[Start RECORD EXTRACTS]

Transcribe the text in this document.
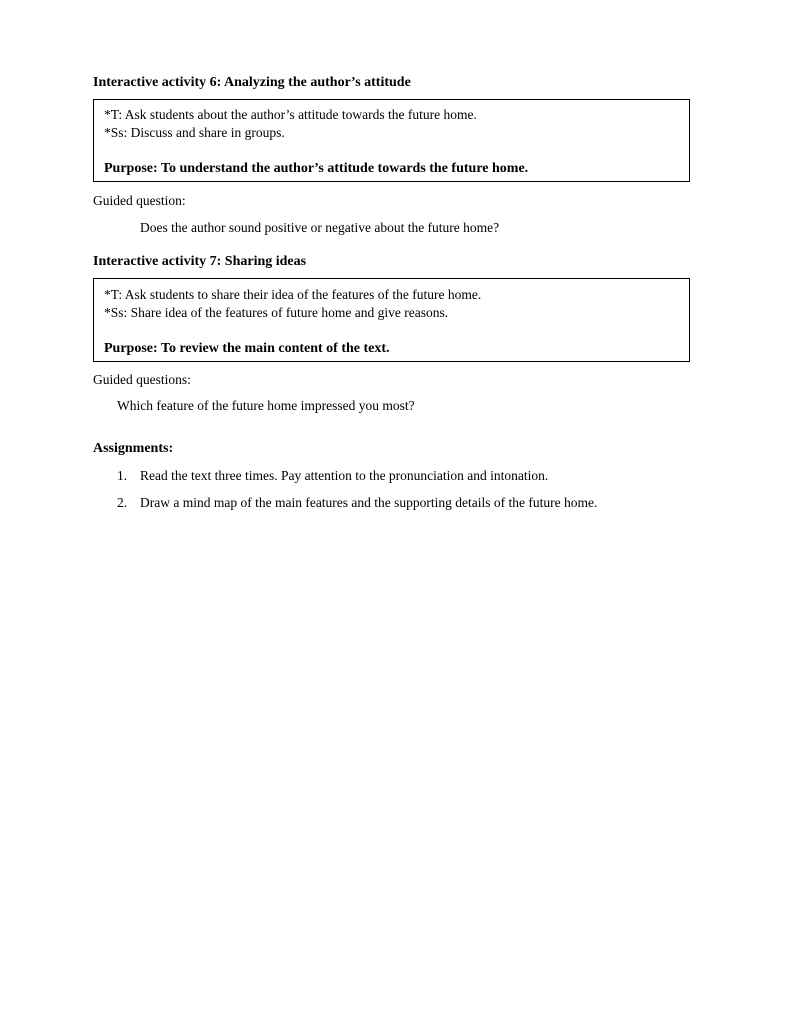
Interactive activity 6: Analyzing the author’s attitude

*T: Ask students about the author’s attitude towards the future home.
*Ss: Discuss and share in groups.
Purpose: To understand the author’s attitude towards the future home.

Guided question:

Does the author sound positive or negative about the future home?

Interactive activity 7: Sharing ideas

*T: Ask students to share their idea of the features of the future home.
*Ss: Share idea of the features of future home and give reasons.
Purpose: To review the main content of the text.

Guided questions:

Which feature of the future home impressed you most?

Assignments:

1. Read the text three times. Pay attention to the pronunciation and intonation.
2. Draw a mind map of the main features and the supporting details of the future home.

[End RECORD EXTRACTS]

• STATED GOAL
Copy every record above exactly, leaving out any pictures.

• COMPLETED TASK
Transcribe the text in this document.
Interactive activity 6: Analyzing the author’s attitude

*T: Ask students about the author’s attitude towards the future home.
*Ss: Discuss and share in groups.
Purpose: To understand the author’s attitude towards the future home.

Guided question:

Does the author sound positive or negative about the future home?

Interactive activity 7: Sharing ideas

*T: Ask students to share their idea of the features of the future home.
*Ss: Share idea of the features of future home and give reasons.
Purpose: To review the main content of the text.

Guided questions:

Which feature of the future home impressed you most?

Assignments:

1. Read the text three times. Pay attention to the pronunciation and intonation.
2. Draw a mind map of the main features and the supporting details of the future home.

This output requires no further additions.